## WHAT THIS TASK INVOLVES
Without omitting anything, retype the data that follows.

— start DATA —

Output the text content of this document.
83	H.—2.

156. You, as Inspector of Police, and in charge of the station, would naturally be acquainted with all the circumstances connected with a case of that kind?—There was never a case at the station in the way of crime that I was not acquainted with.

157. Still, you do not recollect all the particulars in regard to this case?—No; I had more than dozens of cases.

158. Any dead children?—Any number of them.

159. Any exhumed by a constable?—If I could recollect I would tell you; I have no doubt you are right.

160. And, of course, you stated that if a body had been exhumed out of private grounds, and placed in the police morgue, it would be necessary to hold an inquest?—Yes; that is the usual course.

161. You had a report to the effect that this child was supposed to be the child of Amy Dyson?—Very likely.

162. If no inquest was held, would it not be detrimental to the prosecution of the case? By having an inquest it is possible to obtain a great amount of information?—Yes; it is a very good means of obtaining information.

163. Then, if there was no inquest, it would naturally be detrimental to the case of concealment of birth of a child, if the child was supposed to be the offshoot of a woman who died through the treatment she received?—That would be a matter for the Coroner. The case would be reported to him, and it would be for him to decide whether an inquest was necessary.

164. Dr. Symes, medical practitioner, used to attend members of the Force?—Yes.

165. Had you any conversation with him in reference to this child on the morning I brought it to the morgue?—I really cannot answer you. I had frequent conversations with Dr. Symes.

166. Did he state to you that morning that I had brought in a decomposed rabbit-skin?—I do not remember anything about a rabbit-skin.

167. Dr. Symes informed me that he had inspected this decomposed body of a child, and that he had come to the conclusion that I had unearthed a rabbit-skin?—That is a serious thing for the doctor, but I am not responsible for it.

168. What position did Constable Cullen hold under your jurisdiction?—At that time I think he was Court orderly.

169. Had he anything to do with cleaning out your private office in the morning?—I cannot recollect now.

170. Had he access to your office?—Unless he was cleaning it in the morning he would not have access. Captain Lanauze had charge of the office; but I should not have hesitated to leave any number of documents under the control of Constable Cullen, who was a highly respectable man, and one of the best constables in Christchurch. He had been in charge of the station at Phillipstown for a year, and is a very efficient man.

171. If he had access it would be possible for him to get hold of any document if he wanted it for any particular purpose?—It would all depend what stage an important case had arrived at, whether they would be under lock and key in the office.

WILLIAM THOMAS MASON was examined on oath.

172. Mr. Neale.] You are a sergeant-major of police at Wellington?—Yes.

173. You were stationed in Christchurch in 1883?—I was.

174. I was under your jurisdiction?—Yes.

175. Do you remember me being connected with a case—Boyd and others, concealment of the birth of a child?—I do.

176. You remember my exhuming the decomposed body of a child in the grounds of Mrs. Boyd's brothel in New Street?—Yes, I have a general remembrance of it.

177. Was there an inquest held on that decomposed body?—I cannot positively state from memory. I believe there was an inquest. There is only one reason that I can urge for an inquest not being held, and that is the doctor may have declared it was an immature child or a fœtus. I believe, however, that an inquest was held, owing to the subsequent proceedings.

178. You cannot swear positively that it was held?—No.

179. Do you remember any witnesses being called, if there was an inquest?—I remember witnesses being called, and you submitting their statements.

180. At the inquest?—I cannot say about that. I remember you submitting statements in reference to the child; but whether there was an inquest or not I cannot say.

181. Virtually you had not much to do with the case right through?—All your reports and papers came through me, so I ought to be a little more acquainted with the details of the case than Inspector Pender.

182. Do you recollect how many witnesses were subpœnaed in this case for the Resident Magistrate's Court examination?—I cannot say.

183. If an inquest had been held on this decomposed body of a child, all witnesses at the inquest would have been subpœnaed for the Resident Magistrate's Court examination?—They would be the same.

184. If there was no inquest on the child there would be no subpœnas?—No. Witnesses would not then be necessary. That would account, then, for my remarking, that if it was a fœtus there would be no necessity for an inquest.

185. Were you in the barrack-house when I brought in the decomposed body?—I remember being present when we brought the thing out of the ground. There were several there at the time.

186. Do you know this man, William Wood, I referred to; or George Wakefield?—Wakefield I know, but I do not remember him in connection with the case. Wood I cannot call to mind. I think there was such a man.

— end DATA —

## ANSWER TO THIS TASK
Output the text content of this document.
83	H.—2.

156. You, as Inspector of Police, and in charge of the station, would naturally be acquainted with all the circumstances connected with a case of that kind?—There was never a case at the station in the way of crime that I was not acquainted with.

157. Still, you do not recollect all the particulars in regard to this case?—No; I had more than dozens of cases.

158. Any dead children?—Any number of them.

159. Any exhumed by a constable?—If I could recollect I would tell you; I have no doubt you are right.

160. And, of course, you stated that if a body had been exhumed out of private grounds, and placed in the police morgue, it would be necessary to hold an inquest?—Yes; that is the usual course.

161. You had a report to the effect that this child was supposed to be the child of Amy Dyson?—Very likely.

162. If no inquest was held, would it not be detrimental to the prosecution of the case? By having an inquest it is possible to obtain a great amount of information?—Yes; it is a very good means of obtaining information.

163. Then, if there was no inquest, it would naturally be detrimental to the case of concealment of birth of a child, if the child was supposed to be the offshoot of a woman who died through the treatment she received?—That would be a matter for the Coroner. The case would be reported to him, and it would be for him to decide whether an inquest was necessary.

164. Dr. Symes, medical practitioner, used to attend members of the Force?—Yes.

165. Had you any conversation with him in reference to this child on the morning I brought it to the morgue?—I really cannot answer you. I had frequent conversations with Dr. Symes.

166. Did he state to you that morning that I had brought in a decomposed rabbit-skin?—I do not remember anything about a rabbit-skin.

167. Dr. Symes informed me that he had inspected this decomposed body of a child, and that he had come to the conclusion that I had unearthed a rabbit-skin?—That is a serious thing for the doctor, but I am not responsible for it.

168. What position did Constable Cullen hold under your jurisdiction?—At that time I think he was Court orderly.

169. Had he anything to do with cleaning out your private office in the morning?—I cannot recollect now.

170. Had he access to your office?—Unless he was cleaning it in the morning he would not have access. Captain Lanauze had charge of the office; but I should not have hesitated to leave any number of documents under the control of Constable Cullen, who was a highly respectable man, and one of the best constables in Christchurch. He had been in charge of the station at Phillipstown for a year, and is a very efficient man.

171. If he had access it would be possible for him to get hold of any document if he wanted it for any particular purpose?—It would all depend what stage an important case had arrived at, whether they would be under lock and key in the office.

WILLIAM THOMAS MASON was examined on oath.

172. Mr. Neale.] You are a sergeant-major of police at Wellington?—Yes.

173. You were stationed in Christchurch in 1883?—I was.

174. I was under your jurisdiction?—Yes.

175. Do you remember me being connected with a case—Boyd and others, concealment of the birth of a child?—I do.

176. You remember my exhuming the decomposed body of a child in the grounds of Mrs. Boyd's brothel in New Street?—Yes, I have a general remembrance of it.

177. Was there an inquest held on that decomposed body?—I cannot positively state from memory. I believe there was an inquest. There is only one reason that I can urge for an inquest not being held, and that is the doctor may have declared it was an immature child or a fœtus. I believe, however, that an inquest was held, owing to the subsequent proceedings.

178. You cannot swear positively that it was held?—No.

179. Do you remember any witnesses being called, if there was an inquest?—I remember witnesses being called, and you submitting their statements.

180. At the inquest?—I cannot say about that. I remember you submitting statements in reference to the child; but whether there was an inquest or not I cannot say.

181. Virtually you had not much to do with the case right through?—All your reports and papers came through me, so I ought to be a little more acquainted with the details of the case than Inspector Pender.

182. Do you recollect how many witnesses were subpœnaed in this case for the Resident Magistrate's Court examination?—I cannot say.

183. If an inquest had been held on this decomposed body of a child, all witnesses at the inquest would have been subpœnaed for the Resident Magistrate's Court examination?—They would be the same.

184. If there was no inquest on the child there would be no subpœnas?—No. Witnesses would not then be necessary. That would account, then, for my remarking, that if it was a fœtus there would be no necessity for an inquest.

185. Were you in the barrack-house when I brought in the decomposed body?—I remember being present when we brought the thing out of the ground. There were several there at the time.

186. Do you know this man, William Wood, I referred to; or George Wakefield?—Wakefield I know, but I do not remember him in connection with the case. Wood I cannot call to mind. I think there was such a man.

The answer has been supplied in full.